___ Entries ___

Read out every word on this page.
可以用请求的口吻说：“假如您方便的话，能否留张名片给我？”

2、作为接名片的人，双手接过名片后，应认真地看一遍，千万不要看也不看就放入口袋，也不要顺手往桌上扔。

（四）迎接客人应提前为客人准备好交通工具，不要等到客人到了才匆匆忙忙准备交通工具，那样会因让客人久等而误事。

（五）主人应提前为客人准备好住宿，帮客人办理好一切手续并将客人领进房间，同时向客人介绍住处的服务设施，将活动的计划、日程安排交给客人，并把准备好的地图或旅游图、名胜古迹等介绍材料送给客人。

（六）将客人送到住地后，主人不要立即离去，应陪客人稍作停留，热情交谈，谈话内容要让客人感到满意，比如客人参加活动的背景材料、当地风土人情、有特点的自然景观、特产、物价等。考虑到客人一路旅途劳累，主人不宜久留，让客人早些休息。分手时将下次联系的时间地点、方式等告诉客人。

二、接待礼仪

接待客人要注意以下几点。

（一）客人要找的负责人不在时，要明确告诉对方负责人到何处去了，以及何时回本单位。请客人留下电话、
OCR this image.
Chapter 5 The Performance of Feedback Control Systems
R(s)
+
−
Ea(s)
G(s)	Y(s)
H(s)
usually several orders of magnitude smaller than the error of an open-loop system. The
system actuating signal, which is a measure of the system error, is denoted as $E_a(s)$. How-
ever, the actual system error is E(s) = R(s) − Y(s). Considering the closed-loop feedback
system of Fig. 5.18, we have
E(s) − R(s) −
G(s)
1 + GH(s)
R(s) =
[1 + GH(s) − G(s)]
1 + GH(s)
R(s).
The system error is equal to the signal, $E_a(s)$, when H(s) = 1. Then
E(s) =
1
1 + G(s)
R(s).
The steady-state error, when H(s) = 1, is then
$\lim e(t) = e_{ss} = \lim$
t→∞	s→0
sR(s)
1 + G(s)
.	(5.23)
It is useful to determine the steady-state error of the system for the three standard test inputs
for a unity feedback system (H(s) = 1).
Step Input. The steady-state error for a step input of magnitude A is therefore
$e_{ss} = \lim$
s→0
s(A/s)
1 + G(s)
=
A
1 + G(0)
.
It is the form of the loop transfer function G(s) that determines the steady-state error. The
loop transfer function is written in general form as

___

• **Given request**:
Quote all of the entries verbatim.

• **The output**:
Read out every word on this page.
可以用请求的口吻说：“假如您方便的话，能否留张名片给我？”

2、作为接名片的人，双手接过名片后，应认真地看一遍，千万不要看也不看就放入口袋，也不要顺手往桌上扔。

（四）迎接客人应提前为客人准备好交通工具，不要等到客人到了才匆匆忙忙准备交通工具，那样会因让客人久等而误事。

（五）主人应提前为客人准备好住宿，帮客人办理好一切手续并将客人领进房间，同时向客人介绍住处的服务设施，将活动的计划、日程安排交给客人，并把准备好的地图或旅游图、名胜古迹等介绍材料送给客人。

（六）将客人送到住地后，主人不要立即离去，应陪客人稍作停留，热情交谈，谈话内容要让客人感到满意，比如客人参加活动的背景材料、当地风土人情、有特点的自然景观、特产、物价等。考虑到客人一路旅途劳累，主人不宜久留，让客人早些休息。分手时将下次联系的时间地点、方式等告诉客人。

二、接待礼仪

接待客人要注意以下几点。

（一）客人要找的负责人不在时，要明确告诉对方负责人到何处去了，以及何时回本单位。请客人留下电话、
OCR this image.
Chapter 5 The Performance of Feedback Control Systems
R(s)
+
−
Ea(s)
G(s)	Y(s)
H(s)
usually several orders of magnitude smaller than the error of an open-loop system. The
system actuating signal, which is a measure of the system error, is denoted as $E_a(s)$. How-
ever, the actual system error is E(s) = R(s) − Y(s). Considering the closed-loop feedback
system of Fig. 5.18, we have
E(s) − R(s) −
G(s)
1 + GH(s)
R(s) =
[1 + GH(s) − G(s)]
1 + GH(s)
R(s).
The system error is equal to the signal, $E_a(s)$, when H(s) = 1. Then
E(s) =
1
1 + G(s)
R(s).
The steady-state error, when H(s) = 1, is then
$\lim e(t) = e_{ss} = \lim$
t→∞	s→0
sR(s)
1 + G(s)
.	(5.23)
It is useful to determine the steady-state error of the system for the three standard test inputs
for a unity feedback system (H(s) = 1).
Step Input. The steady-state error for a step input of magnitude A is therefore
$e_{ss} = \lim$
s→0
s(A/s)
1 + G(s)
=
A
1 + G(0)
.
It is the form of the loop transfer function G(s) that determines the steady-state error. The
loop transfer function is written in general form as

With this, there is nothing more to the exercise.